** BEGIN Given information **

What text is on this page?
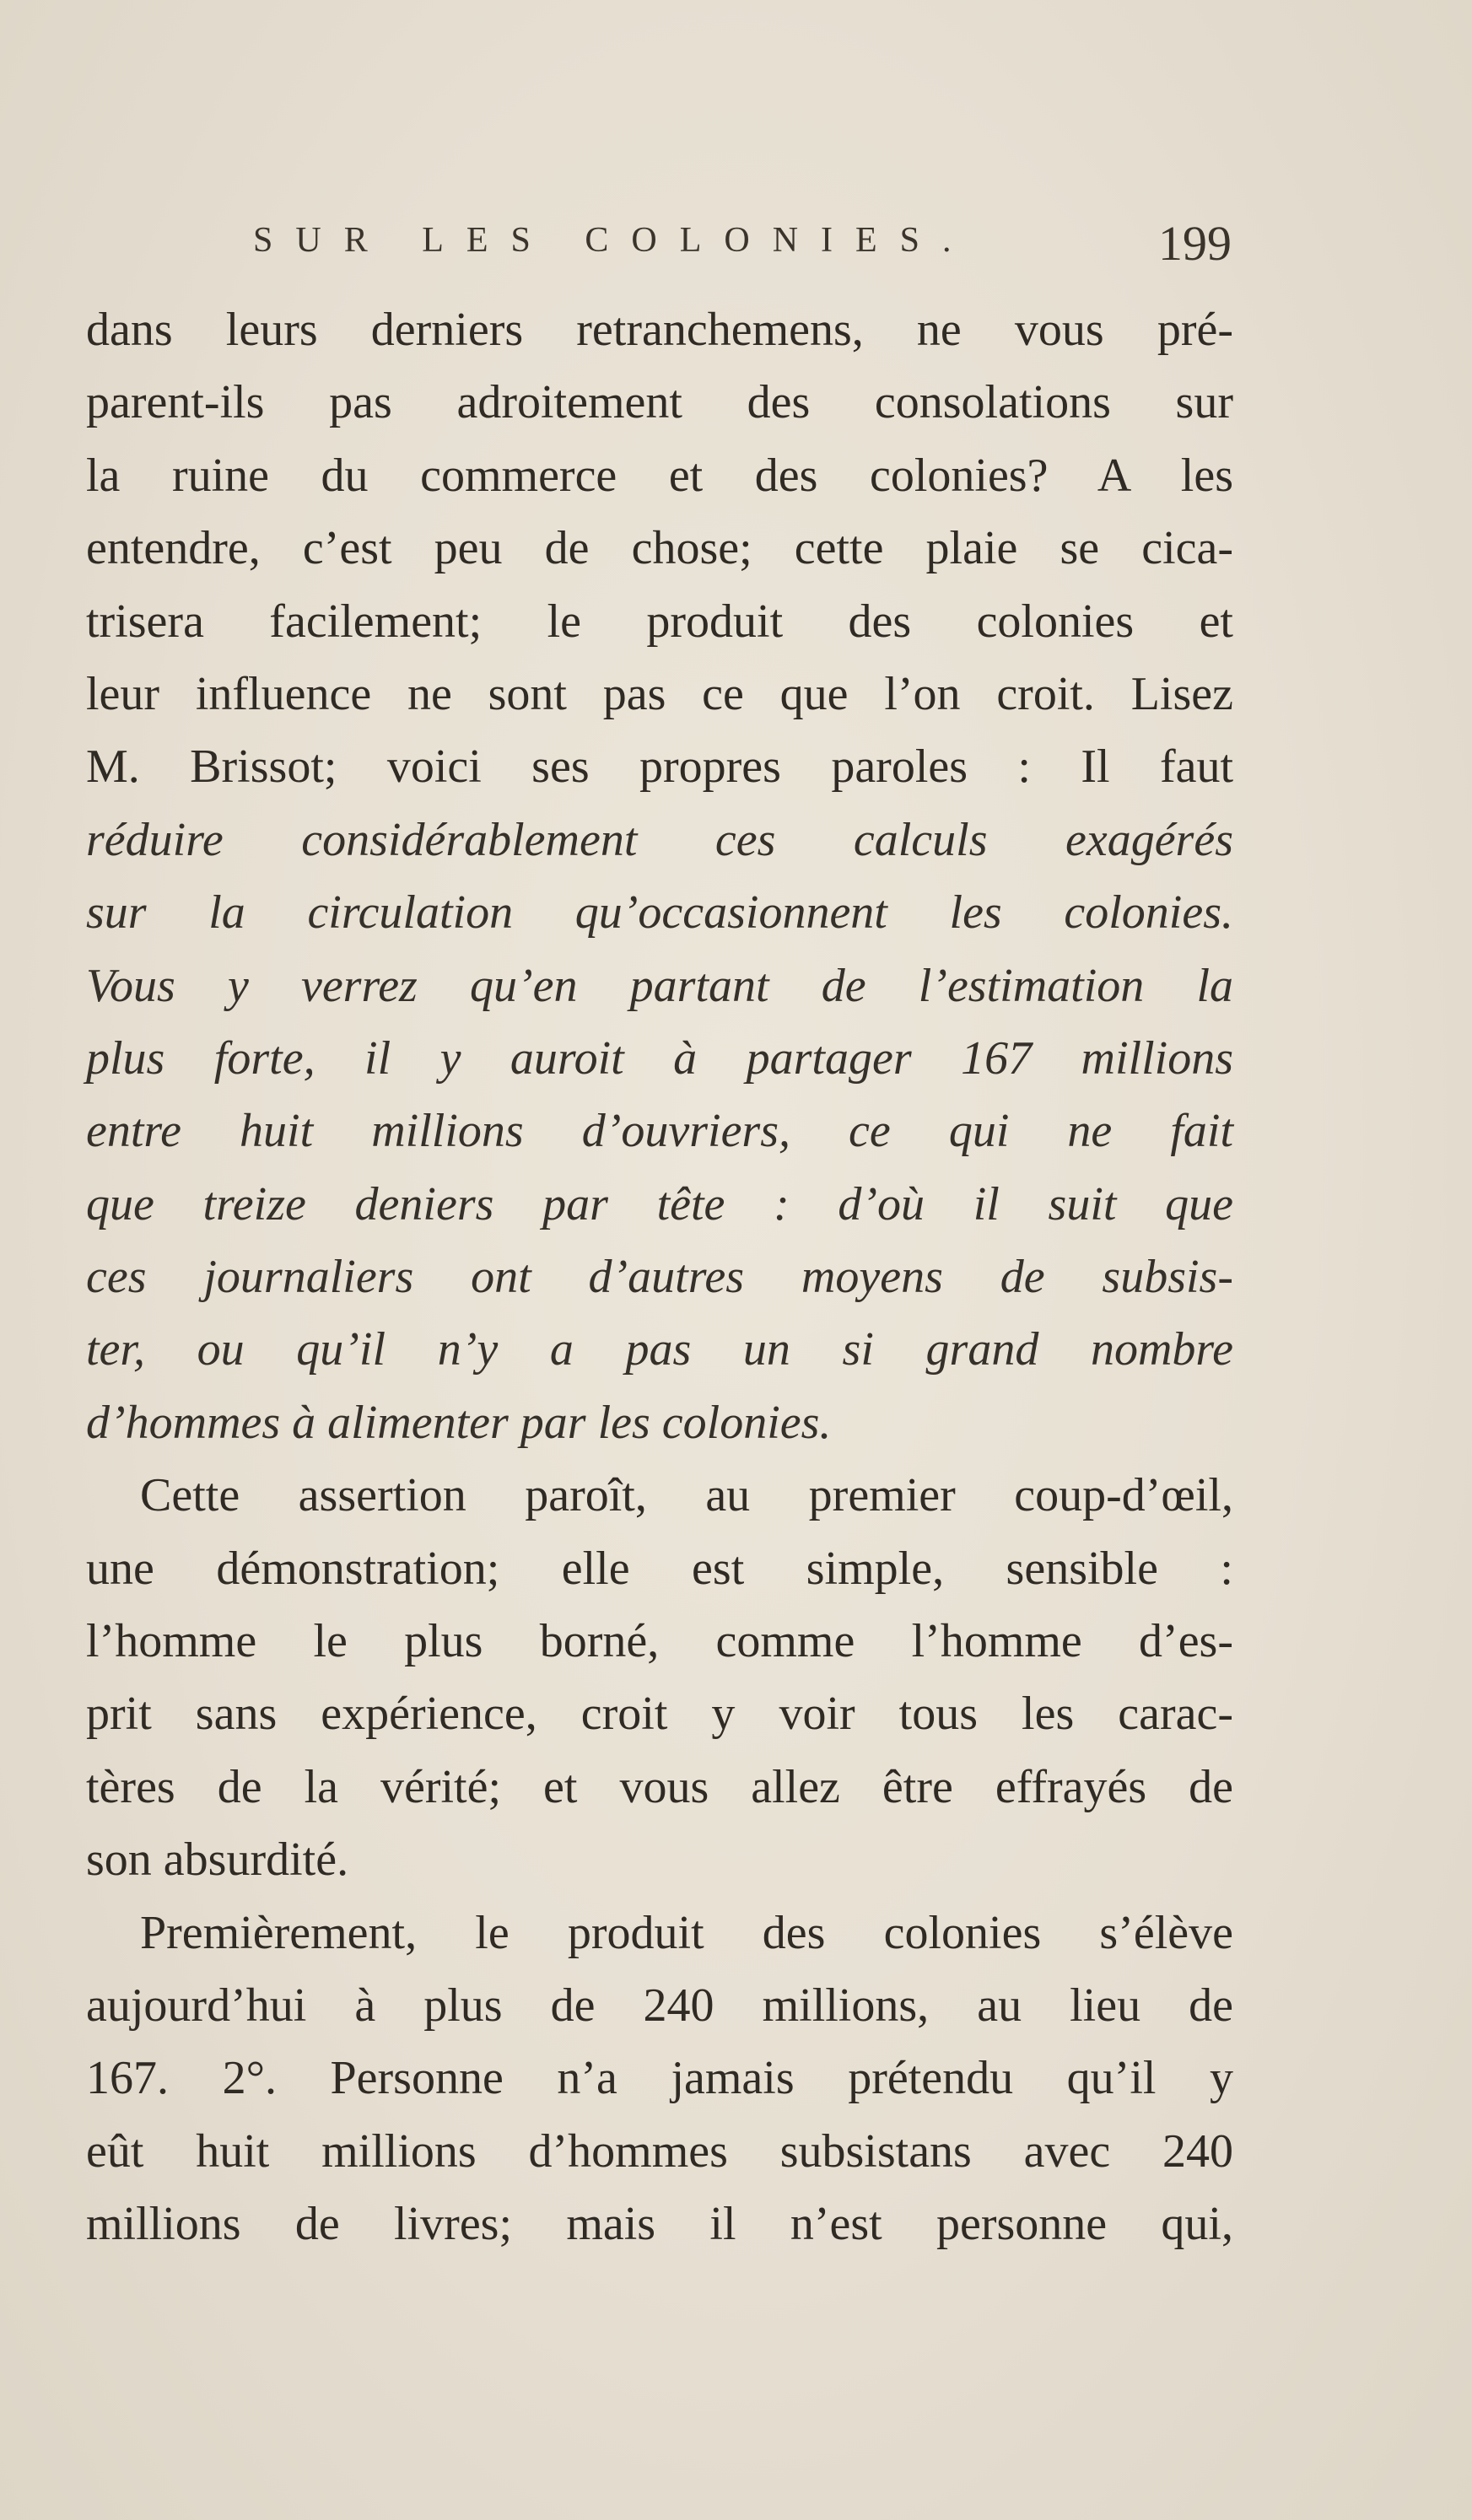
SUR LES COLONIES.	199
dans leurs derniers retranchemens, ne vous pré-
parent-ils pas adroitement des consolations sur
la ruine du commerce et des colonies? A les
entendre, c’est peu de chose; cette plaie se cica-
trisera facilement; le produit des colonies et
leur influence ne sont pas ce que l’on croit. Lisez
M. Brissot; voici ses propres paroles : Il faut
réduire considérablement ces calculs exagérés
sur la circulation qu’occasionnent les colonies.
Vous y verrez qu’en partant de l’estimation la
plus forte, il y auroit à partager 167 millions
entre huit millions d’ouvriers, ce qui ne fait
que treize deniers par tête : d’où il suit que
ces journaliers ont d’autres moyens de subsis-
ter, ou qu’il n’y a pas un si grand nombre
d’hommes à alimenter par les colonies.
Cette assertion paroît, au premier coup-d’œil,
une démonstration; elle est simple, sensible :
l’homme le plus borné, comme l’homme d’es-
prit sans expérience, croit y voir tous les carac-
tères de la vérité; et vous allez être effrayés de
son absurdité.
Premièrement, le produit des colonies s’élève
aujourd’hui à plus de 240 millions, au lieu de
167. 2°. Personne n’a jamais prétendu qu’il y
eût huit millions d’hommes subsistans avec 240
millions de livres; mais il n’est personne qui,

** END Given information **

### Goal
In the records above, how many lines include the string "hommes"? Answer with only the number.

### Output of the exercise
2